::: Data section :::

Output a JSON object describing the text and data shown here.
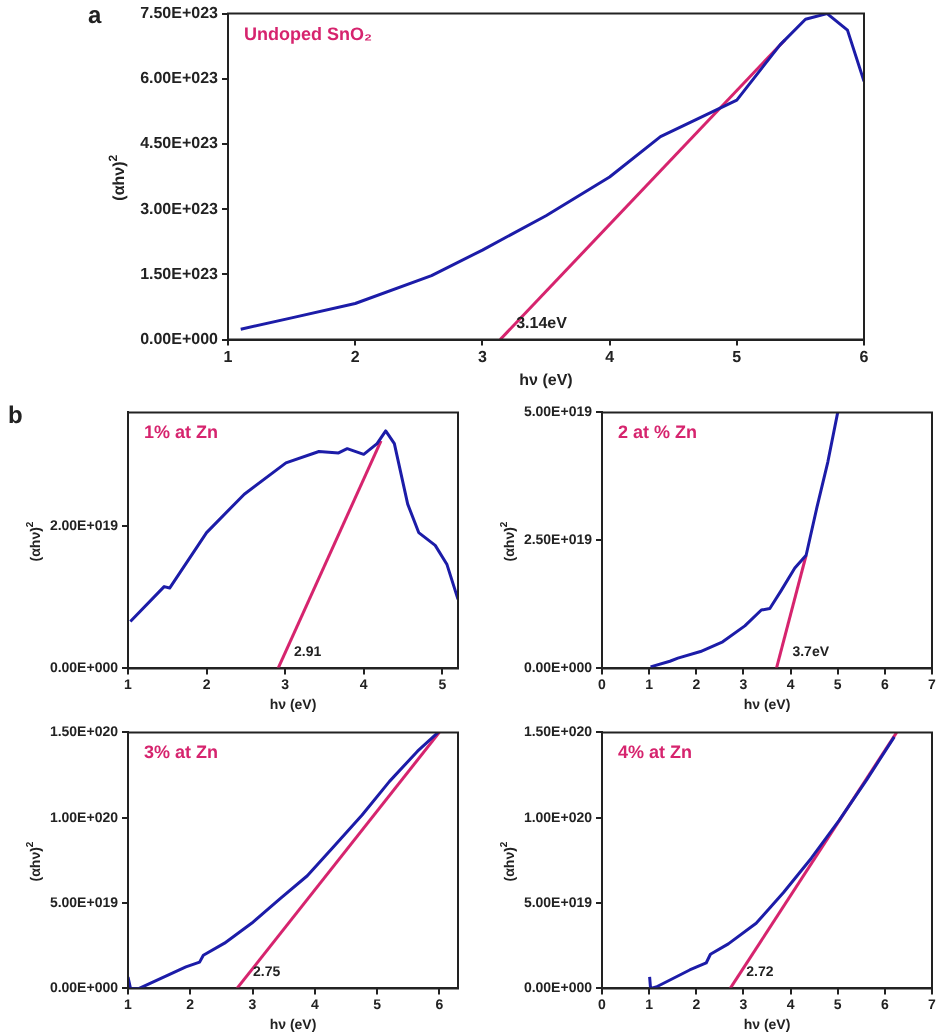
{
  "chart_data": [
    {
      "type": "line",
      "title": "Undoped SnO₂",
      "xlabel": "hν (eV)",
      "ylabel": "(αhν)$^{2}$",
      "annotations": [
        "a",
        {
          "text": "3.14eV",
          "x": 3.14,
          "y": 0
        }
      ],
      "legend": false,
      "grid": false,
      "marker": "none",
      "xlim": [
        1,
        6
      ],
      "xticks": [
        1,
        2,
        3,
        4,
        5,
        6
      ],
      "ylim": [
        0,
        7.5e+23
      ],
      "yticks": [
        {
          "value": 0,
          "label": "0.00E+000"
        },
        {
          "value": 1.5e+23,
          "label": "1.50E+023"
        },
        {
          "value": 3e+23,
          "label": "3.00E+023"
        },
        {
          "value": 4.5e+23,
          "label": "4.50E+023"
        },
        {
          "value": 6e+23,
          "label": "6.00E+023"
        },
        {
          "value": 7.5e+23,
          "label": "7.50E+023"
        }
      ],
      "series": [
        {
          "color": "#1c1ca8",
          "x": [
            1.1,
            1.5,
            2.0,
            2.6,
            3.0,
            3.5,
            4.0,
            4.4,
            4.7,
            5.0,
            5.34,
            5.54,
            5.71,
            5.87,
            6.0
          ],
          "values": [
            2.4e+22,
            5e+22,
            8.3e+22,
            1.47e+23,
            2.06e+23,
            2.85e+23,
            3.74e+23,
            4.67e+23,
            5.09e+23,
            5.51e+23,
            6.78e+23,
            7.37e+23,
            7.5e+23,
            7.12e+23,
            5.94e+23
          ]
        },
        {
          "type": "line",
          "color": "#d6246e",
          "x": [
            3.14,
            5.38
          ],
          "values": [
            0,
            6.9e+23
          ]
        }
      ]
    },
    {
      "type": "line",
      "title": "1% at Zn",
      "xlabel": "hν (eV)",
      "ylabel": "(αhν)$^{2}$",
      "annotations": [
        "b",
        {
          "text": "2.91",
          "x": 2.91,
          "y": 0
        }
      ],
      "legend": false,
      "grid": false,
      "marker": "none",
      "xlim": [
        1,
        5.2
      ],
      "xticks": [
        1,
        2,
        3,
        4,
        5
      ],
      "ylim": [
        0,
        3.6e+19
      ],
      "yticks": [
        {
          "value": 0,
          "label": "0.00E+000"
        },
        {
          "value": 2e+19,
          "label": "2.00E+019"
        }
      ],
      "series": [
        {
          "color": "#1c1ca8",
          "x": [
            1.03,
            1.46,
            1.53,
            2.0,
            2.48,
            3.01,
            3.43,
            3.68,
            3.79,
            4.0,
            4.17,
            4.28,
            4.39,
            4.56,
            4.7,
            4.91,
            5.06,
            5.2
          ],
          "values": [
            6.6e+18,
            1.15e+19,
            1.13e+19,
            1.91e+19,
            2.45e+19,
            2.89e+19,
            3.05e+19,
            3.03e+19,
            3.09e+19,
            3.01e+19,
            3.16e+19,
            3.34e+19,
            3.16e+19,
            2.31e+19,
            1.91e+19,
            1.73e+19,
            1.46e+19,
            9.7e+18
          ]
        },
        {
          "type": "line",
          "color": "#d6246e",
          "x": [
            2.91,
            4.22
          ],
          "values": [
            0,
            3.2e+19
          ]
        }
      ]
    },
    {
      "type": "line",
      "title": "2 at % Zn",
      "xlabel": "hν (eV)",
      "ylabel": "(αhν)$^{2}$",
      "annotations": [
        {
          "text": "3.7eV",
          "x": 3.7,
          "y": 0
        }
      ],
      "legend": false,
      "grid": false,
      "marker": "none",
      "xlim": [
        0,
        7
      ],
      "xticks": [
        0,
        1,
        2,
        3,
        4,
        5,
        6,
        7
      ],
      "ylim": [
        0,
        5e+19
      ],
      "yticks": [
        {
          "value": 0,
          "label": "0.00E+000"
        },
        {
          "value": 2.5e+19,
          "label": "2.50E+019"
        },
        {
          "value": 5e+19,
          "label": "5.00E+019"
        }
      ],
      "series": [
        {
          "color": "#1c1ca8",
          "x": [
            1.03,
            1.44,
            1.61,
            2.09,
            2.56,
            3.03,
            3.38,
            3.56,
            3.8,
            4.09,
            4.33,
            4.56,
            4.79,
            5.0
          ],
          "values": [
            3e+17,
            1.4e+18,
            2e+18,
            3.3e+18,
            5.2e+18,
            8.3e+18,
            1.14e+19,
            1.17e+19,
            1.52e+19,
            1.96e+19,
            2.21e+19,
            3.15e+19,
            4.03e+19,
            5e+19
          ]
        },
        {
          "type": "line",
          "color": "#d6246e",
          "x": [
            3.7,
            4.33
          ],
          "values": [
            0,
            2.21e+19
          ]
        }
      ]
    },
    {
      "type": "line",
      "title": "3% at Zn",
      "xlabel": "hν (eV)",
      "ylabel": "(αhν)$^{2}$",
      "annotations": [
        {
          "text": "2.75",
          "x": 2.75,
          "y": 0
        }
      ],
      "legend": false,
      "grid": false,
      "marker": "none",
      "xlim": [
        1,
        6.3
      ],
      "xticks": [
        1,
        2,
        3,
        4,
        5,
        6
      ],
      "ylim": [
        0,
        1.5e+20
      ],
      "yticks": [
        {
          "value": 0,
          "label": "0.00E+000"
        },
        {
          "value": 5e+19,
          "label": "5.00E+019"
        },
        {
          "value": 1e+20,
          "label": "1.00E+020"
        },
        {
          "value": 1.5e+20,
          "label": "1.50E+020"
        }
      ],
      "series": [
        {
          "color": "#1c1ca8",
          "x": [
            1.0,
            1.04,
            1.18,
            1.93,
            2.15,
            2.21,
            2.55,
            2.99,
            3.43,
            3.88,
            4.32,
            4.76,
            5.2,
            5.65,
            5.98
          ],
          "values": [
            6.7e+18,
            0,
            0,
            1.26e+19,
            1.54e+19,
            1.94e+19,
            2.65e+19,
            3.83e+19,
            5.22e+19,
            6.6e+19,
            8.38e+19,
            1.016e+20,
            1.213e+20,
            1.39e+20,
            1.5e+20
          ]
        },
        {
          "type": "line",
          "color": "#d6246e",
          "x": [
            2.75,
            6.0
          ],
          "values": [
            0,
            1.5e+20
          ]
        }
      ]
    },
    {
      "type": "line",
      "title": "4% at Zn",
      "xlabel": "hν (eV)",
      "ylabel": "(αhν)$^{2}$",
      "annotations": [
        {
          "text": "2.72",
          "x": 2.72,
          "y": 0
        }
      ],
      "legend": false,
      "grid": false,
      "marker": "none",
      "xlim": [
        0,
        7
      ],
      "xticks": [
        0,
        1,
        2,
        3,
        4,
        5,
        6,
        7
      ],
      "ylim": [
        0,
        1.5e+20
      ],
      "yticks": [
        {
          "value": 0,
          "label": "0.00E+000"
        },
        {
          "value": 5e+19,
          "label": "5.00E+019"
        },
        {
          "value": 1e+20,
          "label": "1.00E+020"
        },
        {
          "value": 1.5e+20,
          "label": "1.50E+020"
        }
      ],
      "series": [
        {
          "color": "#1c1ca8",
          "x": [
            1.01,
            1.03,
            1.15,
            1.86,
            2.21,
            2.3,
            2.68,
            3.27,
            3.85,
            4.44,
            5.03,
            5.62,
            6.2
          ],
          "values": [
            6.8e+18,
            0,
            8e+17,
            1.08e+19,
            1.49e+19,
            2e+19,
            2.61e+19,
            3.82e+19,
            5.62e+19,
            7.63e+19,
            9.84e+19,
            1.225e+20,
            1.474e+20
          ]
        },
        {
          "type": "line",
          "color": "#d6246e",
          "x": [
            2.72,
            6.25
          ],
          "values": [
            0,
            1.5e+20
          ]
        }
      ]
    }
  ]
}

:::

### Requirement
Every record above should be written out again without change, except that the pictures are left out.

### Written answer
Output a JSON object describing the text and data shown here.
{
  "chart_data": [
    {
      "type": "line",
      "title": "Undoped SnO₂",
      "xlabel": "hν (eV)",
      "ylabel": "(αhν)$^{2}$",
      "annotations": [
        "a",
        {
          "text": "3.14eV",
          "x": 3.14,
          "y": 0
        }
      ],
      "legend": false,
      "grid": false,
      "marker": "none",
      "xlim": [
        1,
        6
      ],
      "xticks": [
        1,
        2,
        3,
        4,
        5,
        6
      ],
      "ylim": [
        0,
        7.5e+23
      ],
      "yticks": [
        {
          "value": 0,
          "label": "0.00E+000"
        },
        {
          "value": 1.5e+23,
          "label": "1.50E+023"
        },
        {
          "value": 3e+23,
          "label": "3.00E+023"
        },
        {
          "value": 4.5e+23,
          "label": "4.50E+023"
        },
        {
          "value": 6e+23,
          "label": "6.00E+023"
        },
        {
          "value": 7.5e+23,
          "label": "7.50E+023"
        }
      ],
      "series": [
        {
          "color": "#1c1ca8",
          "x": [
            1.1,
            1.5,
            2.0,
            2.6,
            3.0,
            3.5,
            4.0,
            4.4,
            4.7,
            5.0,
            5.34,
            5.54,
            5.71,
            5.87,
            6.0
          ],
          "values": [
            2.4e+22,
            5e+22,
            8.3e+22,
            1.47e+23,
            2.06e+23,
            2.85e+23,
            3.74e+23,
            4.67e+23,
            5.09e+23,
            5.51e+23,
            6.78e+23,
            7.37e+23,
            7.5e+23,
            7.12e+23,
            5.94e+23
          ]
        },
        {
          "type": "line",
          "color": "#d6246e",
          "x": [
            3.14,
            5.38
          ],
          "values": [
            0,
            6.9e+23
          ]
        }
      ]
    },
    {
      "type": "line",
      "title": "1% at Zn",
      "xlabel": "hν (eV)",
      "ylabel": "(αhν)$^{2}$",
      "annotations": [
        "b",
        {
          "text": "2.91",
          "x": 2.91,
          "y": 0
        }
      ],
      "legend": false,
      "grid": false,
      "marker": "none",
      "xlim": [
        1,
        5.2
      ],
      "xticks": [
        1,
        2,
        3,
        4,
        5
      ],
      "ylim": [
        0,
        3.6e+19
      ],
      "yticks": [
        {
          "value": 0,
          "label": "0.00E+000"
        },
        {
          "value": 2e+19,
          "label": "2.00E+019"
        }
      ],
      "series": [
        {
          "color": "#1c1ca8",
          "x": [
            1.03,
            1.46,
            1.53,
            2.0,
            2.48,
            3.01,
            3.43,
            3.68,
            3.79,
            4.0,
            4.17,
            4.28,
            4.39,
            4.56,
            4.7,
            4.91,
            5.06,
            5.2
          ],
          "values": [
            6.6e+18,
            1.15e+19,
            1.13e+19,
            1.91e+19,
            2.45e+19,
            2.89e+19,
            3.05e+19,
            3.03e+19,
            3.09e+19,
            3.01e+19,
            3.16e+19,
            3.34e+19,
            3.16e+19,
            2.31e+19,
            1.91e+19,
            1.73e+19,
            1.46e+19,
            9.7e+18
          ]
        },
        {
          "type": "line",
          "color": "#d6246e",
          "x": [
            2.91,
            4.22
          ],
          "values": [
            0,
            3.2e+19
          ]
        }
      ]
    },
    {
      "type": "line",
      "title": "2 at % Zn",
      "xlabel": "hν (eV)",
      "ylabel": "(αhν)$^{2}$",
      "annotations": [
        {
          "text": "3.7eV",
          "x": 3.7,
          "y": 0
        }
      ],
      "legend": false,
      "grid": false,
      "marker": "none",
      "xlim": [
        0,
        7
      ],
      "xticks": [
        0,
        1,
        2,
        3,
        4,
        5,
        6,
        7
      ],
      "ylim": [
        0,
        5e+19
      ],
      "yticks": [
        {
          "value": 0,
          "label": "0.00E+000"
        },
        {
          "value": 2.5e+19,
          "label": "2.50E+019"
        },
        {
          "value": 5e+19,
          "label": "5.00E+019"
        }
      ],
      "series": [
        {
          "color": "#1c1ca8",
          "x": [
            1.03,
            1.44,
            1.61,
            2.09,
            2.56,
            3.03,
            3.38,
            3.56,
            3.8,
            4.09,
            4.33,
            4.56,
            4.79,
            5.0
          ],
          "values": [
            3e+17,
            1.4e+18,
            2e+18,
            3.3e+18,
            5.2e+18,
            8.3e+18,
            1.14e+19,
            1.17e+19,
            1.52e+19,
            1.96e+19,
            2.21e+19,
            3.15e+19,
            4.03e+19,
            5e+19
          ]
        },
        {
          "type": "line",
          "color": "#d6246e",
          "x": [
            3.7,
            4.33
          ],
          "values": [
            0,
            2.21e+19
          ]
        }
      ]
    },
    {
      "type": "line",
      "title": "3% at Zn",
      "xlabel": "hν (eV)",
      "ylabel": "(αhν)$^{2}$",
      "annotations": [
        {
          "text": "2.75",
          "x": 2.75,
          "y": 0
        }
      ],
      "legend": false,
      "grid": false,
      "marker": "none",
      "xlim": [
        1,
        6.3
      ],
      "xticks": [
        1,
        2,
        3,
        4,
        5,
        6
      ],
      "ylim": [
        0,
        1.5e+20
      ],
      "yticks": [
        {
          "value": 0,
          "label": "0.00E+000"
        },
        {
          "value": 5e+19,
          "label": "5.00E+019"
        },
        {
          "value": 1e+20,
          "label": "1.00E+020"
        },
        {
          "value": 1.5e+20,
          "label": "1.50E+020"
        }
      ],
      "series": [
        {
          "color": "#1c1ca8",
          "x": [
            1.0,
            1.04,
            1.18,
            1.93,
            2.15,
            2.21,
            2.55,
            2.99,
            3.43,
            3.88,
            4.32,
            4.76,
            5.2,
            5.65,
            5.98
          ],
          "values": [
            6.7e+18,
            0,
            0,
            1.26e+19,
            1.54e+19,
            1.94e+19,
            2.65e+19,
            3.83e+19,
            5.22e+19,
            6.6e+19,
            8.38e+19,
            1.016e+20,
            1.213e+20,
            1.39e+20,
            1.5e+20
          ]
        },
        {
          "type": "line",
          "color": "#d6246e",
          "x": [
            2.75,
            6.0
          ],
          "values": [
            0,
            1.5e+20
          ]
        }
      ]
    },
    {
      "type": "line",
      "title": "4% at Zn",
      "xlabel": "hν (eV)",
      "ylabel": "(αhν)$^{2}$",
      "annotations": [
        {
          "text": "2.72",
          "x": 2.72,
          "y": 0
        }
      ],
      "legend": false,
      "grid": false,
      "marker": "none",
      "xlim": [
        0,
        7
      ],
      "xticks": [
        0,
        1,
        2,
        3,
        4,
        5,
        6,
        7
      ],
      "ylim": [
        0,
        1.5e+20
      ],
      "yticks": [
        {
          "value": 0,
          "label": "0.00E+000"
        },
        {
          "value": 5e+19,
          "label": "5.00E+019"
        },
        {
          "value": 1e+20,
          "label": "1.00E+020"
        },
        {
          "value": 1.5e+20,
          "label": "1.50E+020"
        }
      ],
      "series": [
        {
          "color": "#1c1ca8",
          "x": [
            1.01,
            1.03,
            1.15,
            1.86,
            2.21,
            2.3,
            2.68,
            3.27,
            3.85,
            4.44,
            5.03,
            5.62,
            6.2
          ],
          "values": [
            6.8e+18,
            0,
            8e+17,
            1.08e+19,
            1.49e+19,
            2e+19,
            2.61e+19,
            3.82e+19,
            5.62e+19,
            7.63e+19,
            9.84e+19,
            1.225e+20,
            1.474e+20
          ]
        },
        {
          "type": "line",
          "color": "#d6246e",
          "x": [
            2.72,
            6.25
          ],
          "values": [
            0,
            1.5e+20
          ]
        }
      ]
    }
  ]
}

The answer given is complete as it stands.